Entries from a visual dataset
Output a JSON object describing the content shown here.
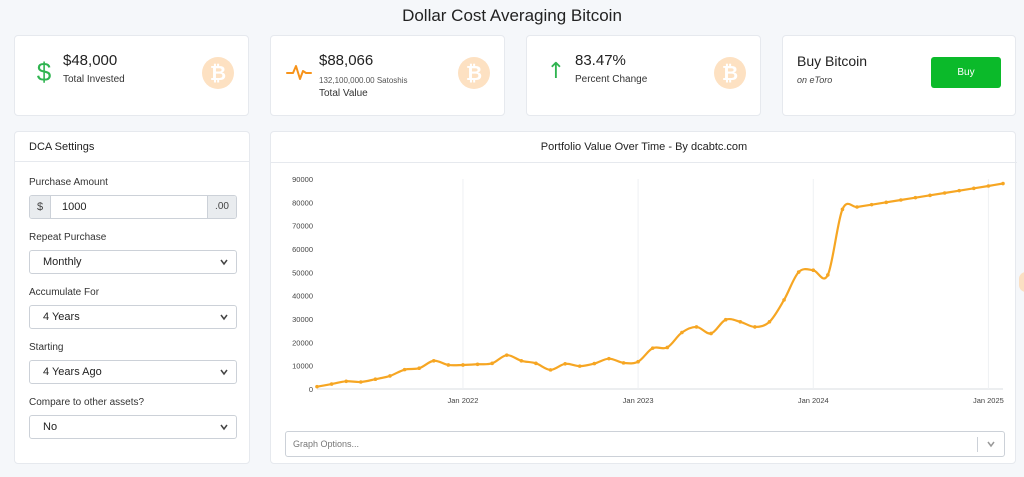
{
  "page": {
    "title": "Dollar Cost Averaging Bitcoin"
  },
  "stats": [
    {
      "value": "$48,000",
      "label": "Total Invested",
      "icon": "dollar-icon",
      "icon_glyph": "$",
      "icon_color": "#2fb450"
    },
    {
      "value": "$88,066",
      "sub": "132,100,000.00 Satoshis",
      "label": "Total Value",
      "icon": "pulse-icon",
      "icon_color": "#f7931a"
    },
    {
      "value": "83.47%",
      "label": "Percent Change",
      "icon": "arrow-up-icon",
      "icon_glyph": "↑",
      "icon_color": "#2fb450"
    }
  ],
  "coin_glyph": "₿",
  "buy": {
    "title": "Buy Bitcoin",
    "subtitle": "on eToro",
    "button_label": "Buy",
    "button_color": "#0bba2a"
  },
  "settings": {
    "title": "DCA Settings",
    "purchase_amount": {
      "label": "Purchase Amount",
      "prefix": "$",
      "value": "1000",
      "suffix": ".00"
    },
    "repeat_purchase": {
      "label": "Repeat Purchase",
      "value": "Monthly"
    },
    "accumulate_for": {
      "label": "Accumulate For",
      "value": "4 Years"
    },
    "starting": {
      "label": "Starting",
      "value": "4 Years Ago"
    },
    "compare": {
      "label": "Compare to other assets?",
      "value": "No"
    }
  },
  "chart": {
    "title": "Portfolio Value Over Time - By dcabtc.com",
    "graph_options_placeholder": "Graph Options..."
  },
  "chart_data": {
    "type": "line",
    "title": "Portfolio Value Over Time - By dcabtc.com",
    "color": "#f6a623",
    "ylim": [
      0,
      90000
    ],
    "yticks": [
      0,
      10000,
      20000,
      30000,
      40000,
      50000,
      60000,
      70000,
      80000,
      90000
    ],
    "xtick_labels": [
      "Jan 2022",
      "Jan 2023",
      "Jan 2024",
      "Jan 2025"
    ],
    "xtick_index": [
      10,
      22,
      34,
      46
    ],
    "grid": true,
    "values": [
      1000,
      2100,
      3300,
      3000,
      4200,
      5600,
      8300,
      8900,
      12100,
      10300,
      10300,
      10600,
      11000,
      14500,
      12100,
      11000,
      8200,
      10800,
      9800,
      10900,
      13000,
      11200,
      11700,
      17500,
      17800,
      24200,
      26600,
      23800,
      29700,
      28800,
      26600,
      28800,
      38200,
      50100,
      50900,
      48900,
      77000,
      78000,
      79000,
      80000,
      81000,
      82000,
      83000,
      84000,
      85000,
      86000,
      87000,
      88066
    ]
  }
}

# Aim:
Copy every record character for character. Skip the pictures.

# Right answer:
Output a JSON object describing the content shown here.
{
  "page": {
    "title": "Dollar Cost Averaging Bitcoin"
  },
  "stats": [
    {
      "value": "$48,000",
      "label": "Total Invested",
      "icon": "dollar-icon",
      "icon_glyph": "$",
      "icon_color": "#2fb450"
    },
    {
      "value": "$88,066",
      "sub": "132,100,000.00 Satoshis",
      "label": "Total Value",
      "icon": "pulse-icon",
      "icon_color": "#f7931a"
    },
    {
      "value": "83.47%",
      "label": "Percent Change",
      "icon": "arrow-up-icon",
      "icon_glyph": "↑",
      "icon_color": "#2fb450"
    }
  ],
  "coin_glyph": "₿",
  "buy": {
    "title": "Buy Bitcoin",
    "subtitle": "on eToro",
    "button_label": "Buy",
    "button_color": "#0bba2a"
  },
  "settings": {
    "title": "DCA Settings",
    "purchase_amount": {
      "label": "Purchase Amount",
      "prefix": "$",
      "value": "1000",
      "suffix": ".00"
    },
    "repeat_purchase": {
      "label": "Repeat Purchase",
      "value": "Monthly"
    },
    "accumulate_for": {
      "label": "Accumulate For",
      "value": "4 Years"
    },
    "starting": {
      "label": "Starting",
      "value": "4 Years Ago"
    },
    "compare": {
      "label": "Compare to other assets?",
      "value": "No"
    }
  },
  "chart": {
    "title": "Portfolio Value Over Time - By dcabtc.com",
    "graph_options_placeholder": "Graph Options..."
  },
  "chart_data": {
    "type": "line",
    "title": "Portfolio Value Over Time - By dcabtc.com",
    "color": "#f6a623",
    "ylim": [
      0,
      90000
    ],
    "yticks": [
      0,
      10000,
      20000,
      30000,
      40000,
      50000,
      60000,
      70000,
      80000,
      90000
    ],
    "xtick_labels": [
      "Jan 2022",
      "Jan 2023",
      "Jan 2024",
      "Jan 2025"
    ],
    "xtick_index": [
      10,
      22,
      34,
      46
    ],
    "grid": true,
    "values": [
      1000,
      2100,
      3300,
      3000,
      4200,
      5600,
      8300,
      8900,
      12100,
      10300,
      10300,
      10600,
      11000,
      14500,
      12100,
      11000,
      8200,
      10800,
      9800,
      10900,
      13000,
      11200,
      11700,
      17500,
      17800,
      24200,
      26600,
      23800,
      29700,
      28800,
      26600,
      28800,
      38200,
      50100,
      50900,
      48900,
      77000,
      78000,
      79000,
      80000,
      81000,
      82000,
      83000,
      84000,
      85000,
      86000,
      87000,
      88066
    ]
  }
}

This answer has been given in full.